Dataset items:
>> start
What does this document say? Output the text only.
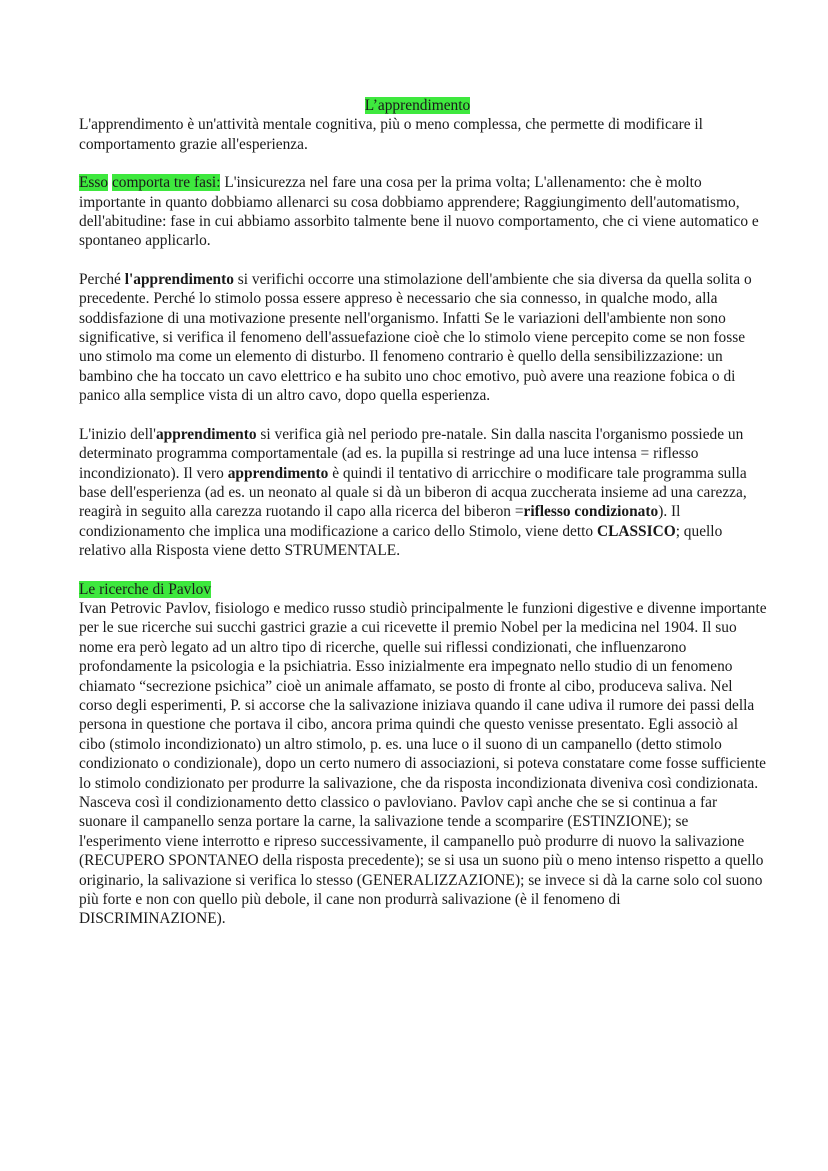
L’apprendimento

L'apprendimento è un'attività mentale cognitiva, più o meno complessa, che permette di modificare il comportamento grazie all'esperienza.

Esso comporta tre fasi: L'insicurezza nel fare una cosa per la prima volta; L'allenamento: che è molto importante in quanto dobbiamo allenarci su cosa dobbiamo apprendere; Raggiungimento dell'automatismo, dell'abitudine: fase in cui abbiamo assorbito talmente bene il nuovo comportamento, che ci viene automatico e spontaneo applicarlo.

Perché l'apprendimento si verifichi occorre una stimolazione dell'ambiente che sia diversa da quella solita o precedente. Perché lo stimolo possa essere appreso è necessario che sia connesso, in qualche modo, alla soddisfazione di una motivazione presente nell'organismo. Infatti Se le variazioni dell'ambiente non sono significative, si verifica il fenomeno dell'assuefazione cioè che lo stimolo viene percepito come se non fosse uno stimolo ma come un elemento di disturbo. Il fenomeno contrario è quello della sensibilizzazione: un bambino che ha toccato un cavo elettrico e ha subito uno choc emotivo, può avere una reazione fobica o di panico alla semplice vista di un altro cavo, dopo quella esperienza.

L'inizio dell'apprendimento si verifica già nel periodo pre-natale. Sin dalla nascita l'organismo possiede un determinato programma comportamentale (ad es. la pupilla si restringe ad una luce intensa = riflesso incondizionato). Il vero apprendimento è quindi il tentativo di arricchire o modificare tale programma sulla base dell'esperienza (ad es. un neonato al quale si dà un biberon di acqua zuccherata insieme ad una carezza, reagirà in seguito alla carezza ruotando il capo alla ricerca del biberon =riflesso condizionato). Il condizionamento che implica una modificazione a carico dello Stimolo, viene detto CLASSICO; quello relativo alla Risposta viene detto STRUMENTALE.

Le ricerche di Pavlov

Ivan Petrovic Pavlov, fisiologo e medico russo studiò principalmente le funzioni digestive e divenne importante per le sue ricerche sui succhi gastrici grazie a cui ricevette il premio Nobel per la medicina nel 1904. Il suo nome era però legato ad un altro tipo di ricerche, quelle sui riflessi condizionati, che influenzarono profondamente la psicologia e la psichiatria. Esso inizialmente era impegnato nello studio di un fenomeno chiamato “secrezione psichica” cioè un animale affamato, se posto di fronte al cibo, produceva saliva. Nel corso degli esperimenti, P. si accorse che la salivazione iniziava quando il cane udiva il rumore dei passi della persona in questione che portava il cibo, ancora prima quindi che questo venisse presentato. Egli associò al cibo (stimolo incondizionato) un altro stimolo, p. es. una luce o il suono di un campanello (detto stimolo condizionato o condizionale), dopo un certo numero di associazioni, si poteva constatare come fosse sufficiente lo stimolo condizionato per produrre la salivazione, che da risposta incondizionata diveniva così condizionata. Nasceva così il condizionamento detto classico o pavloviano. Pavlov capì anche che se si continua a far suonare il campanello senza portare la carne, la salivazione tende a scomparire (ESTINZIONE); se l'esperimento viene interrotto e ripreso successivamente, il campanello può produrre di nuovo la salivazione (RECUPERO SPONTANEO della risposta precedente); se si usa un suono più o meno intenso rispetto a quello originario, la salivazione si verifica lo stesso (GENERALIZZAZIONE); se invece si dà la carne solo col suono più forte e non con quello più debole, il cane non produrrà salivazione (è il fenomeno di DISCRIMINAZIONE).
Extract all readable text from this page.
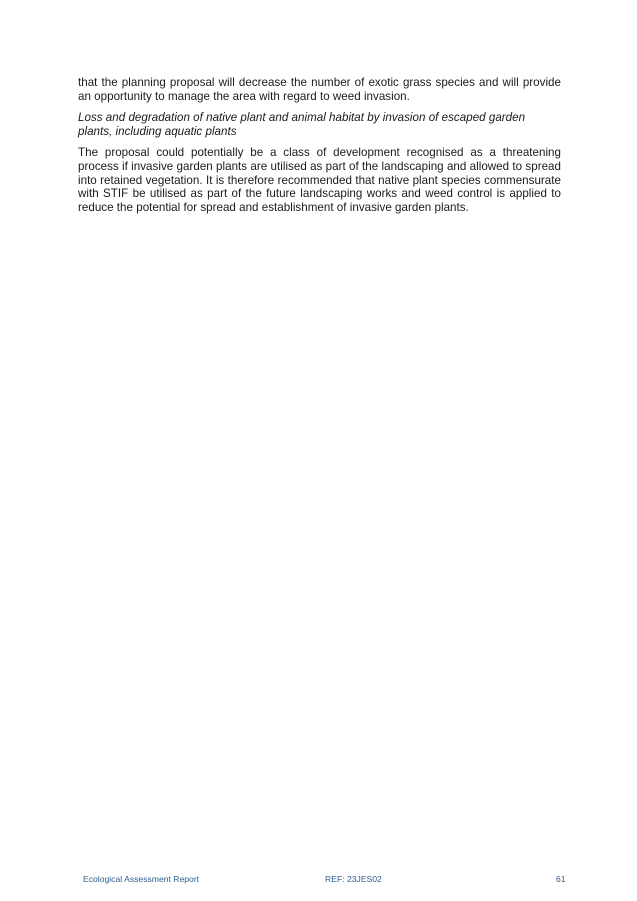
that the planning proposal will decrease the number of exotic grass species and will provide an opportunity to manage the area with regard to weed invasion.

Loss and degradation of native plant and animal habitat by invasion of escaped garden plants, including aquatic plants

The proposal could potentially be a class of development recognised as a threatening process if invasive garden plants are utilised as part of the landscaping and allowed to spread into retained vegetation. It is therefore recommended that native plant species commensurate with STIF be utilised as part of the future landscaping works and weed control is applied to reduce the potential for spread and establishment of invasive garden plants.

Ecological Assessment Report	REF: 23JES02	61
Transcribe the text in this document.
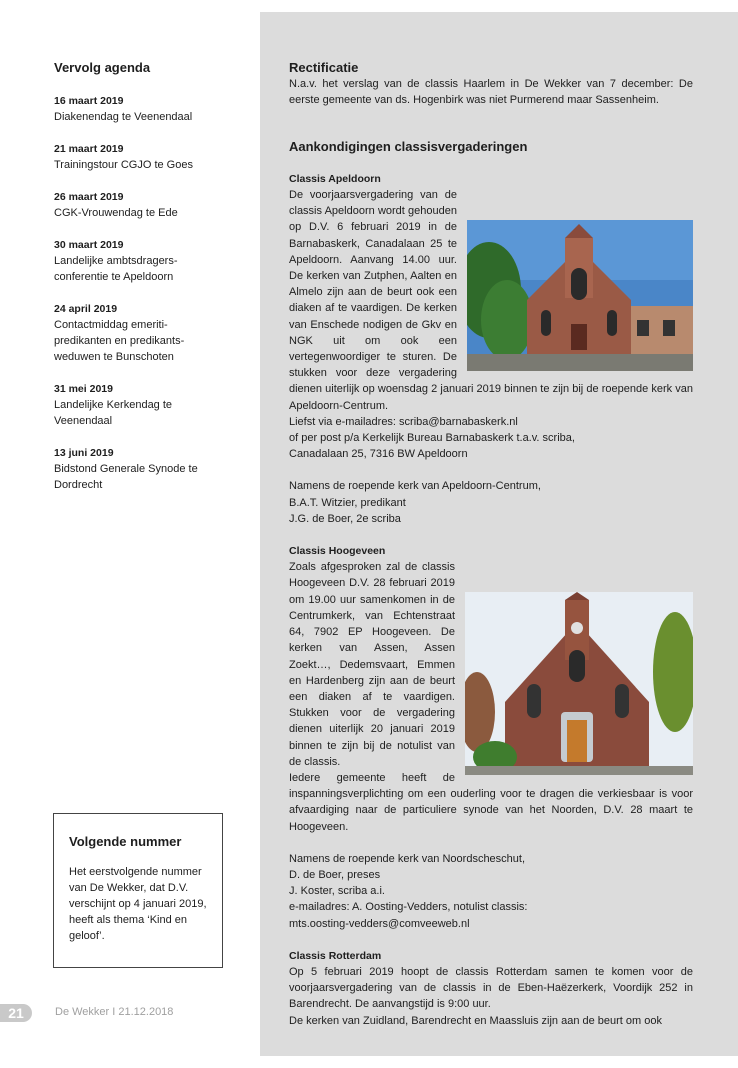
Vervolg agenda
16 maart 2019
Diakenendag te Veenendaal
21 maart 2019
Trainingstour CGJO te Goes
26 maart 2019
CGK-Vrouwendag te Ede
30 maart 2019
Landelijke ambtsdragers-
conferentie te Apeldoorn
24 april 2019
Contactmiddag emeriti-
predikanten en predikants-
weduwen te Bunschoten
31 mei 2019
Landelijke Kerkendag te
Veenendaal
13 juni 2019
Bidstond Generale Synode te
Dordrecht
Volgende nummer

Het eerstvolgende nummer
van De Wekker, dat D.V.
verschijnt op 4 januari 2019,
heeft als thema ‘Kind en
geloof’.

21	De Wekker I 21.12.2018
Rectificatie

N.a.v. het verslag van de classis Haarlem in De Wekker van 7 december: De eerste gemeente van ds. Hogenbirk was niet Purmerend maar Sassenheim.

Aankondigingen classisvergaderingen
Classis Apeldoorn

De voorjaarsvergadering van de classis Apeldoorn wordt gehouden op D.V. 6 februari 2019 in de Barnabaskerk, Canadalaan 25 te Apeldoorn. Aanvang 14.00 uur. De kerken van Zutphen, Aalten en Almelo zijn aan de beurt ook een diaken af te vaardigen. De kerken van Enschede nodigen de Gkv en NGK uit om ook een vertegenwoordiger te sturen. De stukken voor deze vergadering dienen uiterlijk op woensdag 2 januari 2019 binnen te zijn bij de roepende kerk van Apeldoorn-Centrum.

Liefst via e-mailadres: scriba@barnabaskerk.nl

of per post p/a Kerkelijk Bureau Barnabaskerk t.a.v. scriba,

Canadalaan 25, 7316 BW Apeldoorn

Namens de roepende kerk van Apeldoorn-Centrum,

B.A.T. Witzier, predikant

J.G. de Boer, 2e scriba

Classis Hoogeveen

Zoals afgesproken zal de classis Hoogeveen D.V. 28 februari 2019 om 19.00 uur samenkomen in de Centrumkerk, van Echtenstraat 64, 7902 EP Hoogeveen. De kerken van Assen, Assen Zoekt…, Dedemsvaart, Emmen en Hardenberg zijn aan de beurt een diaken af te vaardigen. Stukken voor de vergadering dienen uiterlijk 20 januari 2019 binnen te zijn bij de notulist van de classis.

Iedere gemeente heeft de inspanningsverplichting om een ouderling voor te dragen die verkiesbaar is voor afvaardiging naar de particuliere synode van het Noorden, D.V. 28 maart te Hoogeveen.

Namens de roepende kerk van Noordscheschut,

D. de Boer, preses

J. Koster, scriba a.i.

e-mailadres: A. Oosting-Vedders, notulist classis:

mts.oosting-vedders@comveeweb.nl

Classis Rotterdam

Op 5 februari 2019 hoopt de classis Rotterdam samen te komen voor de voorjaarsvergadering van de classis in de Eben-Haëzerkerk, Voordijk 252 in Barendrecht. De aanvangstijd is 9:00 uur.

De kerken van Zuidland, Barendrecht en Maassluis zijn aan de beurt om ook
>> end
>> start
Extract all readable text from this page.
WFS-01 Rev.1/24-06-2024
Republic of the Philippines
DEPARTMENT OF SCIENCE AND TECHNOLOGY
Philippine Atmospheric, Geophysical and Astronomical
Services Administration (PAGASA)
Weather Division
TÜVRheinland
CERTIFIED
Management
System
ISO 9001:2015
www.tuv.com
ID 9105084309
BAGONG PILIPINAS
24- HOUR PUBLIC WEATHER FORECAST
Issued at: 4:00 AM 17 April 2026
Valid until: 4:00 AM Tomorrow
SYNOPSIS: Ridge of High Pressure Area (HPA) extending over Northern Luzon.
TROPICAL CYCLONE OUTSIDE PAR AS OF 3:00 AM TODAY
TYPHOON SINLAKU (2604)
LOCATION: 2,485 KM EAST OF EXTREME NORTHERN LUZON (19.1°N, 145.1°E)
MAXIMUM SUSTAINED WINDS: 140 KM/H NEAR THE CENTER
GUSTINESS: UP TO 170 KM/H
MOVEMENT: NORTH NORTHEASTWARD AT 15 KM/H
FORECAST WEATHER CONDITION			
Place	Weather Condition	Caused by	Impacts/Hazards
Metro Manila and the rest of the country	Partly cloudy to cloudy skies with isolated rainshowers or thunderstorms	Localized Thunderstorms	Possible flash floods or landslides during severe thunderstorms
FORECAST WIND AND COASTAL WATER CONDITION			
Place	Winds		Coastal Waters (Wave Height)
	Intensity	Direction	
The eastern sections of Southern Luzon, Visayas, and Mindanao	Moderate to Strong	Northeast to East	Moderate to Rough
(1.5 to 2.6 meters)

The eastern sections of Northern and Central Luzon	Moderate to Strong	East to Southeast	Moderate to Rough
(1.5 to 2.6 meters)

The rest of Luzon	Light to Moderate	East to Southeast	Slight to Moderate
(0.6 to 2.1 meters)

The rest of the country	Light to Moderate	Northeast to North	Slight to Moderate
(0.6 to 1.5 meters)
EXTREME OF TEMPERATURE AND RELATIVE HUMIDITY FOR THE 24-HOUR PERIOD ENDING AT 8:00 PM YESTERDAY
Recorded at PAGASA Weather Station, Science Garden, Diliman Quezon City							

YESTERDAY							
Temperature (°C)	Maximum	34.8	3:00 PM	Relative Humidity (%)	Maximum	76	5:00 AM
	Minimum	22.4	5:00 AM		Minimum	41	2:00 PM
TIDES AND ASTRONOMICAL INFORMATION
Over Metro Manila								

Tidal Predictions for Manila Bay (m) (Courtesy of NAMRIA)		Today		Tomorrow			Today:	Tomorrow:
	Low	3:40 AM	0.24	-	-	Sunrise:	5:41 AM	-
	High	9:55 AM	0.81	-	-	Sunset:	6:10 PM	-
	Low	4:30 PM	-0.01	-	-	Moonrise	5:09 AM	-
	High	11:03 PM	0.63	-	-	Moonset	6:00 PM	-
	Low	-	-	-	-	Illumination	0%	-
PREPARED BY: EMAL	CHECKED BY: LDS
>> end
>> start
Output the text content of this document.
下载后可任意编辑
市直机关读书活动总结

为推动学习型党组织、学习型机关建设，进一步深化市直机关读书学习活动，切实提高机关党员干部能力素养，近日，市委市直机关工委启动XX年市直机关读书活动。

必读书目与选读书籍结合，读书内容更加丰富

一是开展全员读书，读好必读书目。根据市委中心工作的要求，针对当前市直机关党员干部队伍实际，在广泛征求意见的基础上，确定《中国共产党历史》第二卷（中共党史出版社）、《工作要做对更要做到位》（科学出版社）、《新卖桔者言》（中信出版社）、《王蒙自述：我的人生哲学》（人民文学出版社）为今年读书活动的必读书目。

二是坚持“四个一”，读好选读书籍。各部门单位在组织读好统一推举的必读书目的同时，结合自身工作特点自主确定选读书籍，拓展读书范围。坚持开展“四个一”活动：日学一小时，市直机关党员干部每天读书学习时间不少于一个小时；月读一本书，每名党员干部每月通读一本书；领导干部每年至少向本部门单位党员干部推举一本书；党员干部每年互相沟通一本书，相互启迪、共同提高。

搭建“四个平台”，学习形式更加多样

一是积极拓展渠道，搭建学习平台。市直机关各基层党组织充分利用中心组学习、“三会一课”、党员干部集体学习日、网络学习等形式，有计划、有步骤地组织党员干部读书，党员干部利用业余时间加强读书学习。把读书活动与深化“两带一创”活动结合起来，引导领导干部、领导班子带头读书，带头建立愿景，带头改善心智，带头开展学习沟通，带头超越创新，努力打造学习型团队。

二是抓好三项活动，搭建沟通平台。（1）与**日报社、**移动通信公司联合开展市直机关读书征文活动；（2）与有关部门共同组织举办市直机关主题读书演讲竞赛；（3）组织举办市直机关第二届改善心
>> end
WRITTEN PROBLEM: Return each full line of the entries that contains the word "heeft".

OUTPUT:
heeft als thema ‘Kind en
Iedere gemeente heeft de inspanningsverplichting om een ouderling voor te dragen die verkiesbaar is voor afvaardiging naar de particuliere synode van het Noorden, D.V. 28 maart te Hoogeveen.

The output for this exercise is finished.